* [PASSAGE]
Most other comments about CHP as an emission reduction measure center around the idea of encouraging efficient CHP. We do not have enough information, however, to establish an overall level or method that should be used to achieve this efficiency. While encouraging a certain level of efficiency is an important policy goal, we do not believe it is necessary to set a particular threshold at this time.
Overall, we support the identification of CHP as an emission reduction measure, as already included in ARB's Draft Scoping Plan. This is primarily due to the ability of CHP to reduce overall GHG emissions by producing two products (heat and electricity) with one fuel input. Classifying CHP as an emission reduction measure would complement the market demand for less GHG-intensive electricity. As with other forms of efficiency, there may be barriers to the adoption of CHP that would prevent achievement of optimal levels of CHP through a market-based system.
The Draft Scoping Plan anticipates a level of 32,000 GWh of new CHP, which would lead to emission reductions of 6.9 MMT CO2e in 2020. This level translates to the installation of 4,000 MW of new CHP with an assumption of a capacity factor of 85%.
We support the treatment of CHP as an emission reduction measure and the goal to encourage cost-effective, fuel-efficient, and location-beneficial CHP. Several existing activities will help inform the amount of new and efficient CHP that California can expect. In compliance with AB 1613, the Public Utilities Commission recently opened a new rulemaking, R.08-06-024, which is addressing the policies and procedures for purchase of electricity from small CHP less than 20 MW. The Energy Commission plans to open a proceeding in early 2009 to develop operational standards and guidelines for AB 1613-eligible customer-generator CHP systems. These guidelines will ensure that new CHP systems that are eligible under this law meet all operational, fuel efficiency, and emission standards intended by the Legislature. These guidelines will apply to new CHP facilities in both the investor-owned and publicly-owned utility service territories. In addition, the recent Qualifying Facility decision issued by the Public Utilities Commission in September 2007 (D.07-09-040) applies to some CHP contracts with utilities.

* [TASKS AND EXERCISES]
[a] Reproduce the portion of the CHP comments that begins at the words "Overall, we support" and stops after "factor of 85%.".
[b] In the CHP comments, how much new CHP capacity does the Draft Scoping Plan's level of 32,000 GWh translate to?
[c] According to the CHP comments, why do the authors support identifying CHP as an emission reduction measure?
The material that comes after this text has nothing to do with it.

* [SUPPLIED INFORMATION]
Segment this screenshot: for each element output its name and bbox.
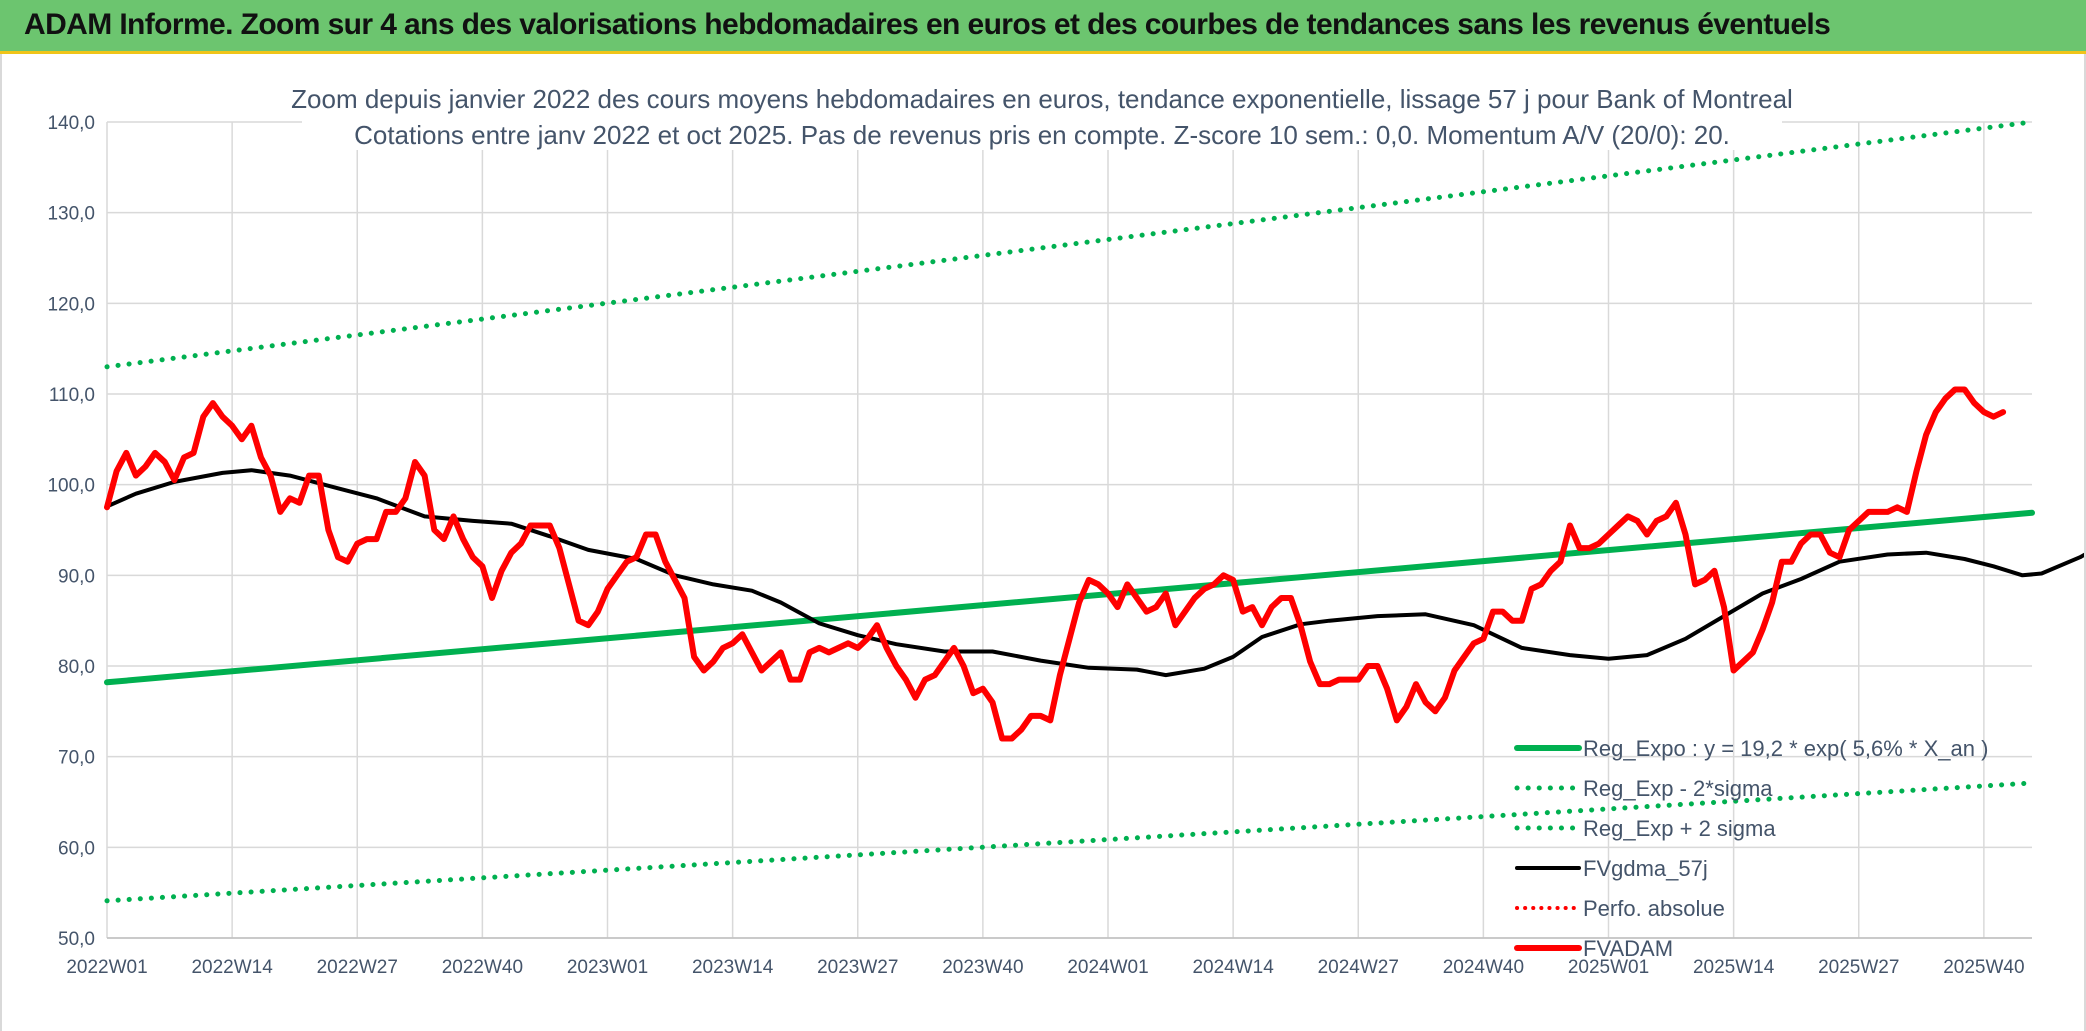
y-tick-label: 140,0	[47, 113, 95, 134]
chart-frame: 50,0 60,0 70,0 80,0 90,0 100,0 110,0 120,0 130,0…	[0, 54, 2086, 1031]
legend-label-reg_upper: Reg_Exp + 2 sigma	[1583, 816, 1776, 841]
x-tick-label: 2023W40	[942, 957, 1023, 978]
header-bar: ADAM Informe. Zoom sur 4 ans des valoris…	[0, 0, 2086, 54]
x-tick-label: 2025W14	[1693, 957, 1775, 978]
x-tick-label: 2024W40	[1443, 957, 1524, 978]
x-tick-label: 2022W27	[317, 957, 398, 978]
legend-label-perfo: Perfo. absolue	[1583, 896, 1725, 921]
line-chart: 50,0 60,0 70,0 80,0 90,0 100,0 110,0 120,0 130,0…	[47, 78, 2084, 978]
chart-subtitle: Cotations entre janv 2022 et oct 2025. P…	[354, 120, 1730, 150]
y-tick-label: 60,0	[58, 838, 95, 859]
x-tick-label: 2025W27	[1818, 957, 1899, 978]
y-tick-label: 130,0	[47, 204, 95, 225]
series-line-reg_expo	[104, 509, 2035, 686]
y-tick-label: 90,0	[58, 566, 95, 587]
y-tick-label: 50,0	[58, 929, 95, 950]
legend-label-fvadam: FVADAM	[1583, 936, 1673, 961]
x-tick-label: 2023W14	[692, 957, 774, 978]
legend: Reg_Expo : y = 19,2 * exp( 5,6% * X_an )…	[1514, 736, 1988, 961]
x-tick-label: 2022W01	[66, 957, 147, 978]
series-line-fvgdma	[105, 468, 2084, 678]
y-tick-label: 120,0	[47, 294, 95, 315]
x-tick-label: 2024W27	[1318, 957, 1399, 978]
x-tick-label: 2023W27	[817, 957, 898, 978]
x-tick-label: 2024W14	[1192, 957, 1274, 978]
x-tick-label: 2025W40	[1943, 957, 2024, 978]
y-tick-label: 80,0	[58, 657, 95, 678]
legend-label-fvgdma: FVgdma_57j	[1583, 856, 1708, 881]
legend-label-reg_lower: Reg_Exp - 2*sigma	[1583, 776, 1773, 801]
axes: 50,0 60,0 70,0 80,0 90,0 100,0 110,0 120,0 130,0…	[47, 113, 2032, 978]
series-line-fvadam	[104, 386, 2007, 742]
y-tick-label: 110,0	[49, 385, 95, 406]
legend-label-reg_expo: Reg_Expo : y = 19,2 * exp( 5,6% * X_an )	[1583, 736, 1988, 761]
x-tick-label: 2024W01	[1067, 957, 1148, 978]
chart-title-background	[302, 78, 1782, 150]
x-tick-label: 2022W14	[191, 957, 273, 978]
series-line-reg_lower	[104, 780, 2035, 904]
x-tick-label: 2023W01	[567, 957, 648, 978]
series-line-reg_upper	[104, 119, 2035, 370]
x-tick-label: 2025W01	[1568, 957, 1649, 978]
y-tick-label: 70,0	[58, 748, 95, 769]
y-tick-label: 100,0	[47, 476, 95, 497]
chart-title: Zoom depuis janvier 2022 des cours moyen…	[291, 84, 1793, 114]
series-layer	[104, 119, 2084, 904]
chart-title-block: Zoom depuis janvier 2022 des cours moyen…	[291, 78, 1793, 150]
x-tick-label: 2022W40	[442, 957, 523, 978]
report-title: ADAM Informe. Zoom sur 4 ans des valoris…	[24, 8, 1831, 41]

* [FULL ANSWERS]
[a]
Overall, we support the identification of CHP as an emission reduction measure, as already included in ARB's Draft Scoping Plan. This is primarily due to the ability of CHP to reduce overall GHG emissions by producing two products (heat and electricity) with one fuel input. Classifying CHP as an emission reduction measure would complement the market demand for less GHG-intensive electricity. As with other forms of efficiency, there may be barriers to the adoption of CHP that would prevent achievement of optimal levels of CHP through a market-based system.
The Draft Scoping Plan anticipates a level of 32,000 GWh of new CHP, which would lead to emission reductions of 6.9 MMT CO2e in 2020. This level translates to the installation of 4,000 MW of new CHP with an assumption of a capacity factor of 85%.

[b] It translates to 4,000 MW of new CHP, assuming a capacity factor of 85%.

[c] They support it primarily because CHP can reduce overall GHG emissions by producing two products, heat and electricity, from one fuel input.